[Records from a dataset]
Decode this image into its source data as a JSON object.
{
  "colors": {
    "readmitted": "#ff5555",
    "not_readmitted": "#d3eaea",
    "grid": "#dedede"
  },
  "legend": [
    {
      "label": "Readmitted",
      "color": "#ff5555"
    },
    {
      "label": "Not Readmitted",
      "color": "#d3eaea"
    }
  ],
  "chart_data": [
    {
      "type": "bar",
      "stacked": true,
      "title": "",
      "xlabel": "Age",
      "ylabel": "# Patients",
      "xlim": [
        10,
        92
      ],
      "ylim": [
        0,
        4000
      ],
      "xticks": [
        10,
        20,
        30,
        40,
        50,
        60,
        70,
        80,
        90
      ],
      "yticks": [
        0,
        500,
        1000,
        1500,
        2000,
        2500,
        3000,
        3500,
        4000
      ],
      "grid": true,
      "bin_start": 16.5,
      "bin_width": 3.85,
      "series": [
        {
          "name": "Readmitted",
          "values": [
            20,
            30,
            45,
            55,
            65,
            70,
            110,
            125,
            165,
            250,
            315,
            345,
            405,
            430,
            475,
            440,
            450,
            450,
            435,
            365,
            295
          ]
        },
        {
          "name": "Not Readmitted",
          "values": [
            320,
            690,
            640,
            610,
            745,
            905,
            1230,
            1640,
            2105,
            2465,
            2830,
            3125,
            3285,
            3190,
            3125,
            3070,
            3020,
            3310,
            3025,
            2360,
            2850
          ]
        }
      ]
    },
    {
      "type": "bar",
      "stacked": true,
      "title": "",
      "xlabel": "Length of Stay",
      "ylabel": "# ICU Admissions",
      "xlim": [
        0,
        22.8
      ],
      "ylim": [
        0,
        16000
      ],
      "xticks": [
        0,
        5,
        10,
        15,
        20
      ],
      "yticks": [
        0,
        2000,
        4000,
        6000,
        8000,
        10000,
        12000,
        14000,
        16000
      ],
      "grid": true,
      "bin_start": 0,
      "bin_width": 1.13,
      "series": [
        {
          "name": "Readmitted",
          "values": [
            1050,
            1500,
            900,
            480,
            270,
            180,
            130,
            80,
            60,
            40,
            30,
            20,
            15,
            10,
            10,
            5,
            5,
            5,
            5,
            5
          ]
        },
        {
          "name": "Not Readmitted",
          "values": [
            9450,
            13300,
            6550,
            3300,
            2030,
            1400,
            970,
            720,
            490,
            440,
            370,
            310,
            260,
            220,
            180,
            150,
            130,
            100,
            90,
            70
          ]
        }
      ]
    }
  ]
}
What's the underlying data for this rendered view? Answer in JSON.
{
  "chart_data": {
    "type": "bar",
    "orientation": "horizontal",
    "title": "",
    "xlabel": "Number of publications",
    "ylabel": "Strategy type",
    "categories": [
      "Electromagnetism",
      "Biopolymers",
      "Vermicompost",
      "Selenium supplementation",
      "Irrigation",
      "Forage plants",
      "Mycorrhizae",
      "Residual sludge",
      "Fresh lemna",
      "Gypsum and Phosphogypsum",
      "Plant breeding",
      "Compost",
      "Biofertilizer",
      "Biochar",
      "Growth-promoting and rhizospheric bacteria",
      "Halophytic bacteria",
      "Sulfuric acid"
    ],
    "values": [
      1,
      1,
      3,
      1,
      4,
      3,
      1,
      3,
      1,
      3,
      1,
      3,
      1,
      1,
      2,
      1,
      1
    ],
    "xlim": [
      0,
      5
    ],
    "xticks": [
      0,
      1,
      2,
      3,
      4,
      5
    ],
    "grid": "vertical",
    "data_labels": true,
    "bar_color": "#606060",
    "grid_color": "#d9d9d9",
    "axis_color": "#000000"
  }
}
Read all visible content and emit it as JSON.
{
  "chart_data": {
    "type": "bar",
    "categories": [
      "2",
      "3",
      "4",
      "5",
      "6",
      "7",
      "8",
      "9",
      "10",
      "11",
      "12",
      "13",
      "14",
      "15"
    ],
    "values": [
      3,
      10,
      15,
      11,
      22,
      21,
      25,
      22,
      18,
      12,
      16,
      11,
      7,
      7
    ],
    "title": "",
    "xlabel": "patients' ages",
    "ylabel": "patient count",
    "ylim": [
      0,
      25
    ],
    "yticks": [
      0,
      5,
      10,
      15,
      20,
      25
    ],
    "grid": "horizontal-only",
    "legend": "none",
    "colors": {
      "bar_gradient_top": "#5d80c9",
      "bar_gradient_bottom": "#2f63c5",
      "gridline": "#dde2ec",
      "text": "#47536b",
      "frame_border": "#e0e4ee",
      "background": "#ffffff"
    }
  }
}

• **Goal of the exercise**
The answer must be the lines from the one containing "Read all visible content and emit it as JSON." through the last line of the records, copied exactly, with nothing else.

• **Answer box**
Read all visible content and emit it as JSON.
{
  "chart_data": {
    "type": "bar",
    "categories": [
      "2",
      "3",
      "4",
      "5",
      "6",
      "7",
      "8",
      "9",
      "10",
      "11",
      "12",
      "13",
      "14",
      "15"
    ],
    "values": [
      3,
      10,
      15,
      11,
      22,
      21,
      25,
      22,
      18,
      12,
      16,
      11,
      7,
      7
    ],
    "title": "",
    "xlabel": "patients' ages",
    "ylabel": "patient count",
    "ylim": [
      0,
      25
    ],
    "yticks": [
      0,
      5,
      10,
      15,
      20,
      25
    ],
    "grid": "horizontal-only",
    "legend": "none",
    "colors": {
      "bar_gradient_top": "#5d80c9",
      "bar_gradient_bottom": "#2f63c5",
      "gridline": "#dde2ec",
      "text": "#47536b",
      "frame_border": "#e0e4ee",
      "background": "#ffffff"
    }
  }
}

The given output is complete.